> [AIM] Output all the material that follows, exactly as given.

> [SUPPLIED RECORDS]
•••
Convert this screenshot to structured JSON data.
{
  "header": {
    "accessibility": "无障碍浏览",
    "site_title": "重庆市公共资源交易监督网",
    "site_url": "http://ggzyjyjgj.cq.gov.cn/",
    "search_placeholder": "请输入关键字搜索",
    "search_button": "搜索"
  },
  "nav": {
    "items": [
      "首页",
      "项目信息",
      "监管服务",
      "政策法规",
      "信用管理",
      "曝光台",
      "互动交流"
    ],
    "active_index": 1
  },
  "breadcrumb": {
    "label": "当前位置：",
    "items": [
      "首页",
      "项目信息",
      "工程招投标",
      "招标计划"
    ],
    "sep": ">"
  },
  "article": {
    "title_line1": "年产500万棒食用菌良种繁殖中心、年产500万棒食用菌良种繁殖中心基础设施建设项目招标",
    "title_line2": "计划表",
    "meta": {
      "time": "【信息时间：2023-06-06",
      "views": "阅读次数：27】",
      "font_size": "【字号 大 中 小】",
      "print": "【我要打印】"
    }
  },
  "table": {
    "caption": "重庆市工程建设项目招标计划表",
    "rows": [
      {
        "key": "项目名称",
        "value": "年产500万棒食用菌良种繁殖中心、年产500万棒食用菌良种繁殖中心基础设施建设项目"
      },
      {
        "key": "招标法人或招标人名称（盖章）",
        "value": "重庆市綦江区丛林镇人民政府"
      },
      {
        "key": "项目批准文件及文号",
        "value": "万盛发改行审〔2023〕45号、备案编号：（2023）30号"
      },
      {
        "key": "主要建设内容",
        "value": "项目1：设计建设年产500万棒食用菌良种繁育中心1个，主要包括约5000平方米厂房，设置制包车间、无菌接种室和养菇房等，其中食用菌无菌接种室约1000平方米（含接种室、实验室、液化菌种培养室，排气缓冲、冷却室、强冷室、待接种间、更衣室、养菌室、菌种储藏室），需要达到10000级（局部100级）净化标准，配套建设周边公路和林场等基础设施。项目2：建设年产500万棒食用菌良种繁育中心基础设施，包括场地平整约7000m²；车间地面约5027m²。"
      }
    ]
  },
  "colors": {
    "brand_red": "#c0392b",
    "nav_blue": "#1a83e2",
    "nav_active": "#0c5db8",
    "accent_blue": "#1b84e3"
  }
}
•••
> [SOLVED PROBLEM]
Convert this screenshot to structured JSON data.
{
  "header": {
    "accessibility": "无障碍浏览",
    "site_title": "重庆市公共资源交易监督网",
    "site_url": "http://ggzyjyjgj.cq.gov.cn/",
    "search_placeholder": "请输入关键字搜索",
    "search_button": "搜索"
  },
  "nav": {
    "items": [
      "首页",
      "项目信息",
      "监管服务",
      "政策法规",
      "信用管理",
      "曝光台",
      "互动交流"
    ],
    "active_index": 1
  },
  "breadcrumb": {
    "label": "当前位置：",
    "items": [
      "首页",
      "项目信息",
      "工程招投标",
      "招标计划"
    ],
    "sep": ">"
  },
  "article": {
    "title_line1": "年产500万棒食用菌良种繁殖中心、年产500万棒食用菌良种繁殖中心基础设施建设项目招标",
    "title_line2": "计划表",
    "meta": {
      "time": "【信息时间：2023-06-06",
      "views": "阅读次数：27】",
      "font_size": "【字号 大 中 小】",
      "print": "【我要打印】"
    }
  },
  "table": {
    "caption": "重庆市工程建设项目招标计划表",
    "rows": [
      {
        "key": "项目名称",
        "value": "年产500万棒食用菌良种繁殖中心、年产500万棒食用菌良种繁殖中心基础设施建设项目"
      },
      {
        "key": "招标法人或招标人名称（盖章）",
        "value": "重庆市綦江区丛林镇人民政府"
      },
      {
        "key": "项目批准文件及文号",
        "value": "万盛发改行审〔2023〕45号、备案编号：（2023）30号"
      },
      {
        "key": "主要建设内容",
        "value": "项目1：设计建设年产500万棒食用菌良种繁育中心1个，主要包括约5000平方米厂房，设置制包车间、无菌接种室和养菇房等，其中食用菌无菌接种室约1000平方米（含接种室、实验室、液化菌种培养室，排气缓冲、冷却室、强冷室、待接种间、更衣室、养菌室、菌种储藏室），需要达到10000级（局部100级）净化标准，配套建设周边公路和林场等基础设施。项目2：建设年产500万棒食用菌良种繁育中心基础设施，包括场地平整约7000m²；车间地面约5027m²。"
      }
    ]
  },
  "colors": {
    "brand_red": "#c0392b",
    "nav_blue": "#1a83e2",
    "nav_active": "#0c5db8",
    "accent_blue": "#1b84e3"
  }
}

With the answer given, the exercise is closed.